** START OF Items **

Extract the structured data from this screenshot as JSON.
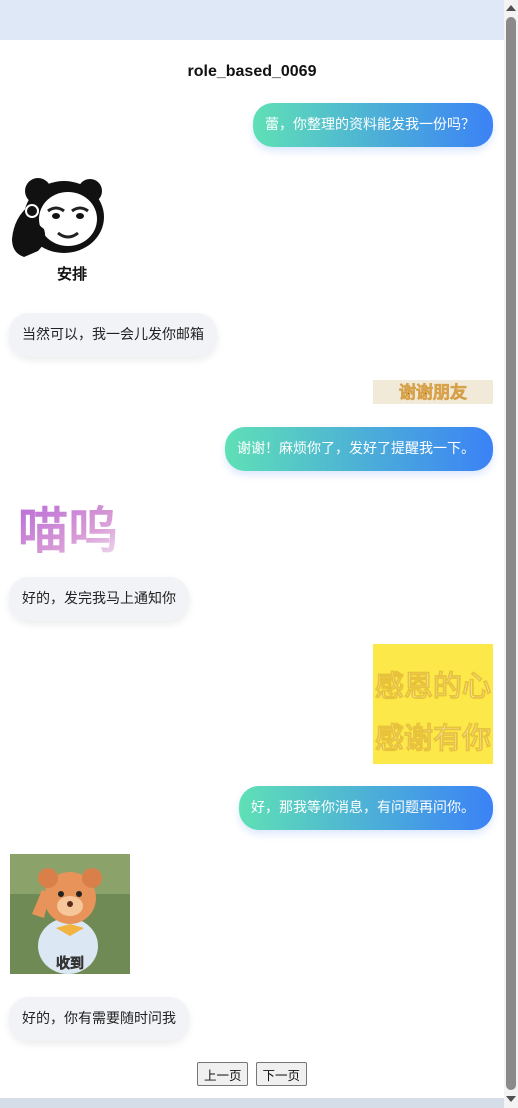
{
  "title": "role_based_0069",
  "messages": [
    {
      "text": "蕾，你整理的资料能发我一份吗？"
    },
    {
      "sticker_caption": "安排"
    },
    {
      "text": "当然可以，我一会儿发你邮箱"
    },
    {
      "sticker_caption": "谢谢朋友"
    },
    {
      "text": "谢谢！麻烦你了，发好了提醒我一下。"
    },
    {
      "sticker_caption": "喵呜"
    },
    {
      "text": "好的，发完我马上通知你"
    },
    {
      "sticker_caption_line1": "感恩的心",
      "sticker_caption_line2": "感谢有你"
    },
    {
      "text": "好，那我等你消息，有问题再问你。"
    },
    {
      "sticker_caption": "收到"
    },
    {
      "text": "好的，你有需要随时问我"
    }
  ],
  "pager": {
    "prev_label": "上一页",
    "next_label": "下一页"
  },
  "colors": {
    "outgoing_start": "#5fe0b6",
    "outgoing_end": "#3b82f6",
    "incoming_bg": "#f1f3f7",
    "background": "#dde7f6"
  }
}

** END OF Items **

Could you repeat all of the material exactly? Pictures should not be copied.

Extract the structured data from this screenshot as JSON.
{
  "title": "role_based_0069",
  "messages": [
    {
      "text": "蕾，你整理的资料能发我一份吗？"
    },
    {
      "sticker_caption": "安排"
    },
    {
      "text": "当然可以，我一会儿发你邮箱"
    },
    {
      "sticker_caption": "谢谢朋友"
    },
    {
      "text": "谢谢！麻烦你了，发好了提醒我一下。"
    },
    {
      "sticker_caption": "喵呜"
    },
    {
      "text": "好的，发完我马上通知你"
    },
    {
      "sticker_caption_line1": "感恩的心",
      "sticker_caption_line2": "感谢有你"
    },
    {
      "text": "好，那我等你消息，有问题再问你。"
    },
    {
      "sticker_caption": "收到"
    },
    {
      "text": "好的，你有需要随时问我"
    }
  ],
  "pager": {
    "prev_label": "上一页",
    "next_label": "下一页"
  },
  "colors": {
    "outgoing_start": "#5fe0b6",
    "outgoing_end": "#3b82f6",
    "incoming_bg": "#f1f3f7",
    "background": "#dde7f6"
  }
}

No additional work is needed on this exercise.